Studio album by Marlena Shaw
- Released: End of September 1973
- Recorded: May 30–31 and June 6, 1973
- Studio: A&R Studios, New York City
- Genre: Jazz
- Length: 38:36
- Label: Blue Note BN-LA143-F
- Producer: Dr. George Butler

Marlena Shaw chronology
| Marlena (1972) | From the Depths of My Soul (1973) | Marlena Shaw Live at Montreux (1973) |

= From the Depths of My Soul =

From the Depths of My Soul is an album by American vocalist Marlena Shaw recorded in 1973 and released on the Blue Note label.

**WORK ORDER**
Answer these questions from the text on From the Depths of My Soul:
1. In which studio was the album recorded?
2. Who produced it?
3. Which Marlena Shaw album comes after it in the chronology?
The entries that follow are separate material and have no connection to the album text.

**PROVIDED RECORDS**
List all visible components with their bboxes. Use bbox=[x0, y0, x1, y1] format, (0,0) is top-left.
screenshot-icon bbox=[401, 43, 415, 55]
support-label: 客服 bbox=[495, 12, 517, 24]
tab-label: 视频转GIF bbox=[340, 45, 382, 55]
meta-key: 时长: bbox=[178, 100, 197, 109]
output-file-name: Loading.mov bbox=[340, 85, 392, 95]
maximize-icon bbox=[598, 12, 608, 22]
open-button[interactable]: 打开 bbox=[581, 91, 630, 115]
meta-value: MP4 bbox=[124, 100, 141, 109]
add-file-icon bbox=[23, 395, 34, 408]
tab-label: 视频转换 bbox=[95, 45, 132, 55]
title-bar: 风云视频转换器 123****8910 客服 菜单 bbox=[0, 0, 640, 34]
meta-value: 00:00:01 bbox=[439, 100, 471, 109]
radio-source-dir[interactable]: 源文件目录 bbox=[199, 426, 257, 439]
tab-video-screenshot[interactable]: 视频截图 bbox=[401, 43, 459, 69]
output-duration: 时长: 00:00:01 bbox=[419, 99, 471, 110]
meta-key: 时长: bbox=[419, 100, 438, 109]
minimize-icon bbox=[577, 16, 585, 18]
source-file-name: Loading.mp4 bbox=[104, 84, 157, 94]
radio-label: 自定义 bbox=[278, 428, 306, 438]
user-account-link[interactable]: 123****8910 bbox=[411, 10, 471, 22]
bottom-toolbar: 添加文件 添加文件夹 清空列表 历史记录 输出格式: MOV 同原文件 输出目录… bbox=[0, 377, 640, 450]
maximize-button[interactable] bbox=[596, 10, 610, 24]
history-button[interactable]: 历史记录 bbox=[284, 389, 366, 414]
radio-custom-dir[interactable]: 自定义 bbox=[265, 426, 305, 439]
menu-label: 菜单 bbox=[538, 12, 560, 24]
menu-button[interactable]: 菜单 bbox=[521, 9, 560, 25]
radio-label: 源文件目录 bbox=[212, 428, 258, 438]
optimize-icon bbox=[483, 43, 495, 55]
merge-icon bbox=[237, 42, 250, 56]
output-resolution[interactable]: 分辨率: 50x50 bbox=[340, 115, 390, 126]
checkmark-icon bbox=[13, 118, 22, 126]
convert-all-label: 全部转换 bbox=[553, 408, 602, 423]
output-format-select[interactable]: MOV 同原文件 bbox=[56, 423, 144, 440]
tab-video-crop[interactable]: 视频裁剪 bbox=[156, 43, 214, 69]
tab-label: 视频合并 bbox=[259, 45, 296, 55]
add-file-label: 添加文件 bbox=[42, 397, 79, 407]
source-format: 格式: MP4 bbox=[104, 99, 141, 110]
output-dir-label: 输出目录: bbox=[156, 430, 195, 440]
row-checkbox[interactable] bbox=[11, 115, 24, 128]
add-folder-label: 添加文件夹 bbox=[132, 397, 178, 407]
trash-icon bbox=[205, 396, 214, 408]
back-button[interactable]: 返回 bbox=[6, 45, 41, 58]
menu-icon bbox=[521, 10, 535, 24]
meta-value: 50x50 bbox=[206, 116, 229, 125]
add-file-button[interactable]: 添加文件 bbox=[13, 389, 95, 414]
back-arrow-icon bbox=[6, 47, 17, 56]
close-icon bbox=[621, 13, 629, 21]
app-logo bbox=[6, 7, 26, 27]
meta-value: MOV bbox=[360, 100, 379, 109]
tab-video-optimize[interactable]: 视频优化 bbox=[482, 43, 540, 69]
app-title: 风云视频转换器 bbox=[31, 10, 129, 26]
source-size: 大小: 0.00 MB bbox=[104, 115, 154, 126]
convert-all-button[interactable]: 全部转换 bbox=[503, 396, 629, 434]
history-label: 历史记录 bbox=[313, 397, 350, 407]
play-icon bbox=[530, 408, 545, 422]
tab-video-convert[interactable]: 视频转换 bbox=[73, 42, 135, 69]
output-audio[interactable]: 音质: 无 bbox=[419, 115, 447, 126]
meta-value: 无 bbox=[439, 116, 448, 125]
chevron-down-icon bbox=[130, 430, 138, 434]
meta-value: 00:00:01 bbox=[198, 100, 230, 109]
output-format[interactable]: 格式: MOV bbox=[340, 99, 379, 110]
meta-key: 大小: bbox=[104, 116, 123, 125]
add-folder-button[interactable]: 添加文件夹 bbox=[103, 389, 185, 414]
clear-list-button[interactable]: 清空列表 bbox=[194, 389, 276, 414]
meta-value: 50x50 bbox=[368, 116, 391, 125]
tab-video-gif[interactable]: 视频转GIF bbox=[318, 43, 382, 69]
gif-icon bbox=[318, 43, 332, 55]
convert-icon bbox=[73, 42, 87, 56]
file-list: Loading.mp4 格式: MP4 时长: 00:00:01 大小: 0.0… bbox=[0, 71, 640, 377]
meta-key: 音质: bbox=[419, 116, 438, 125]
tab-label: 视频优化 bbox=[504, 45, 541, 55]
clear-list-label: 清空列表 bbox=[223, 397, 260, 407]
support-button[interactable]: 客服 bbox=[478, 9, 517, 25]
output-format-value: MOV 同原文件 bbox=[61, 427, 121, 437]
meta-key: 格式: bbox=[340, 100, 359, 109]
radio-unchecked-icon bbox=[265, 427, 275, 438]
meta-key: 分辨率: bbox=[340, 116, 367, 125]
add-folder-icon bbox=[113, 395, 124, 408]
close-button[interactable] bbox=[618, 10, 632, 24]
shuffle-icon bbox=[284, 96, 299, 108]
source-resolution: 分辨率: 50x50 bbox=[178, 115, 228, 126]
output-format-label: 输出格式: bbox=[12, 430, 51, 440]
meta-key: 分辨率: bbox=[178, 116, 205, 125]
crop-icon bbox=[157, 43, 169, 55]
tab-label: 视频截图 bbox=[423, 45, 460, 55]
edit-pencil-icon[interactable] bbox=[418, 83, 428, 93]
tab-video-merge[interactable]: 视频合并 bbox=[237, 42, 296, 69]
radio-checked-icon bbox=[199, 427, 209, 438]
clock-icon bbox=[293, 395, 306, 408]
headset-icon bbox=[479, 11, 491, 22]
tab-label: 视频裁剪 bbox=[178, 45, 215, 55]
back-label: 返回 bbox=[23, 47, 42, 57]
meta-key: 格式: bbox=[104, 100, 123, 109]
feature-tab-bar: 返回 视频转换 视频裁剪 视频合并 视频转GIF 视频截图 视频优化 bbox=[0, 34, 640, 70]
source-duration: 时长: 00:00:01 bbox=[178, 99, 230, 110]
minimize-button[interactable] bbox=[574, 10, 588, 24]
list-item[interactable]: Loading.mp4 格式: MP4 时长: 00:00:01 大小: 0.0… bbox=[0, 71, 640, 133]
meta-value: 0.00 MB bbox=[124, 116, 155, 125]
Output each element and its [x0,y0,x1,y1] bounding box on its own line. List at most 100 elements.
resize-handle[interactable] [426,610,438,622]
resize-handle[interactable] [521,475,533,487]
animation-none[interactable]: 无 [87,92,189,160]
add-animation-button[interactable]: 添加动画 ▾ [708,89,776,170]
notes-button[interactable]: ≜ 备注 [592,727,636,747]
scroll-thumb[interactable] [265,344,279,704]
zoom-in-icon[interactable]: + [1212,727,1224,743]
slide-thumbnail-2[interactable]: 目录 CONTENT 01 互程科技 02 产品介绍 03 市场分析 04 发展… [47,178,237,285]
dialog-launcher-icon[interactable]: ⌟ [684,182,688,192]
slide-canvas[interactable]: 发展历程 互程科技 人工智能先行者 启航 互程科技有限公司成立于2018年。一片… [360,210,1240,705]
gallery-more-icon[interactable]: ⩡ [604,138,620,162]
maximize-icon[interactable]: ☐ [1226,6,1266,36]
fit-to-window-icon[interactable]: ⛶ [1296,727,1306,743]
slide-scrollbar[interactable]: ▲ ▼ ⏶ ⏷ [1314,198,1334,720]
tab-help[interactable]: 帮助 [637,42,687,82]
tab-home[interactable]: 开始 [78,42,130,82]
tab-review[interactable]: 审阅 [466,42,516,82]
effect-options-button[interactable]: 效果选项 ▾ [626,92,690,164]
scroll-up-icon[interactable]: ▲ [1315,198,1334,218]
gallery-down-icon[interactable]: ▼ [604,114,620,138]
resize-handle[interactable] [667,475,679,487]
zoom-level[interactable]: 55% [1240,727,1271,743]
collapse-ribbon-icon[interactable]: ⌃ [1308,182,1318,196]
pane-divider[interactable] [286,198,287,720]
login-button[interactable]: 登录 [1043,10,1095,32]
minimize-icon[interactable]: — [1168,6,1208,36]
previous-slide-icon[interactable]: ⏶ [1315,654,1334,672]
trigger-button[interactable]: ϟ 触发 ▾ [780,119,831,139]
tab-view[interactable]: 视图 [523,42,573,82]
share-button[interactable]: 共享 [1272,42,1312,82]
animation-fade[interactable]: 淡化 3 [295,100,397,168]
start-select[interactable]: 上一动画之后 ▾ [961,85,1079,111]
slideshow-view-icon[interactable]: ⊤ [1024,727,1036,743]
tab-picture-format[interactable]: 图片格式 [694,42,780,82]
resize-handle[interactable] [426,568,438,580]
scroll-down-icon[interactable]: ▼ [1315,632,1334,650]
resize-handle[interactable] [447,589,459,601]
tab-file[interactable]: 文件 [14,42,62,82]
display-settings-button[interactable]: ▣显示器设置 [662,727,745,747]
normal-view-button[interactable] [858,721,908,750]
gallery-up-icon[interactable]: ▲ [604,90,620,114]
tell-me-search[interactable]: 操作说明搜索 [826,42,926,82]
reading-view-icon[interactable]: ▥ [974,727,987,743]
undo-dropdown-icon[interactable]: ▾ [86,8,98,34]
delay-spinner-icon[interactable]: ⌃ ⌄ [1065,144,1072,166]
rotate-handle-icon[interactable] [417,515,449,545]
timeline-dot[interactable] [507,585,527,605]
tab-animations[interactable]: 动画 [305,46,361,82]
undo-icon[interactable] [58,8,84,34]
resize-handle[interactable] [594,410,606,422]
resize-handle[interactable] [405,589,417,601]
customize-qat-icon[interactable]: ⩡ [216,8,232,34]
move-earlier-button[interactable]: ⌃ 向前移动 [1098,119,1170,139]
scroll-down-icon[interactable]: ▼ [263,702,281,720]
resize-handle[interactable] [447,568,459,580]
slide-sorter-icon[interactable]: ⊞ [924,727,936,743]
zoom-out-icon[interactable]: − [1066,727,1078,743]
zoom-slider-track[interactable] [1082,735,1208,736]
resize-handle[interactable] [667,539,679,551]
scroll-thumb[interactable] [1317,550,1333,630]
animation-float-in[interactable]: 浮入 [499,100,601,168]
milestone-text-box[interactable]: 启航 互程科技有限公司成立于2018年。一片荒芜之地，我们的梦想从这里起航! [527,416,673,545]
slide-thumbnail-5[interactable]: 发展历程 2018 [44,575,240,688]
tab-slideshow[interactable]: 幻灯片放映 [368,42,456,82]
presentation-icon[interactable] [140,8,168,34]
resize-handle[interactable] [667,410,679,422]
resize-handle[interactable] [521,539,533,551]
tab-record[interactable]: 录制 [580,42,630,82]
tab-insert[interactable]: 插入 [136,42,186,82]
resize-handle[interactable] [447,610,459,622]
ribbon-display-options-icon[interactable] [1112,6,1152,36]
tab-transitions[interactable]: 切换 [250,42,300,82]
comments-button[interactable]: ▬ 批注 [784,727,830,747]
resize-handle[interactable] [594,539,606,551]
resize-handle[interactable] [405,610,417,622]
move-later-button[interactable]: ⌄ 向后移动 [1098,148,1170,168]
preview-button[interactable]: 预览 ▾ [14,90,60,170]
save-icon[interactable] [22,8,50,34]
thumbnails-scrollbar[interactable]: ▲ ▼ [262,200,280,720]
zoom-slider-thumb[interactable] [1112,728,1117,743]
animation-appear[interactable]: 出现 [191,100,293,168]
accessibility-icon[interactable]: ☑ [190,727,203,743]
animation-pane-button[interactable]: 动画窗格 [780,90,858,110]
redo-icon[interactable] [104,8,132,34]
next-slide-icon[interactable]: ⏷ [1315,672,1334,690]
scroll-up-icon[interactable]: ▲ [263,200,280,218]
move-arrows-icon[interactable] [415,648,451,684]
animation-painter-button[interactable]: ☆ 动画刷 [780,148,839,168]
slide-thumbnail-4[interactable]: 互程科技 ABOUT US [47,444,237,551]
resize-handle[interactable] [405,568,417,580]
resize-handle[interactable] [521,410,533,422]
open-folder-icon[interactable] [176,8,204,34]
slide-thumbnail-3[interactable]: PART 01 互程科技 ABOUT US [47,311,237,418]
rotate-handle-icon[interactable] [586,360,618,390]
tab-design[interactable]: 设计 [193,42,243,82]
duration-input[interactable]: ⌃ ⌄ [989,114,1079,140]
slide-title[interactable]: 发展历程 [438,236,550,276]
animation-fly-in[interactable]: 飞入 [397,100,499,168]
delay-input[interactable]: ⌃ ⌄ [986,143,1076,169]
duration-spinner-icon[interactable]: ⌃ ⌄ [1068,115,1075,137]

**EXERCISE OUTPUT**
1. A&R Studios, New York City
2. Dr. George Butler
3. Marlena Shaw Live at Montreux (1973)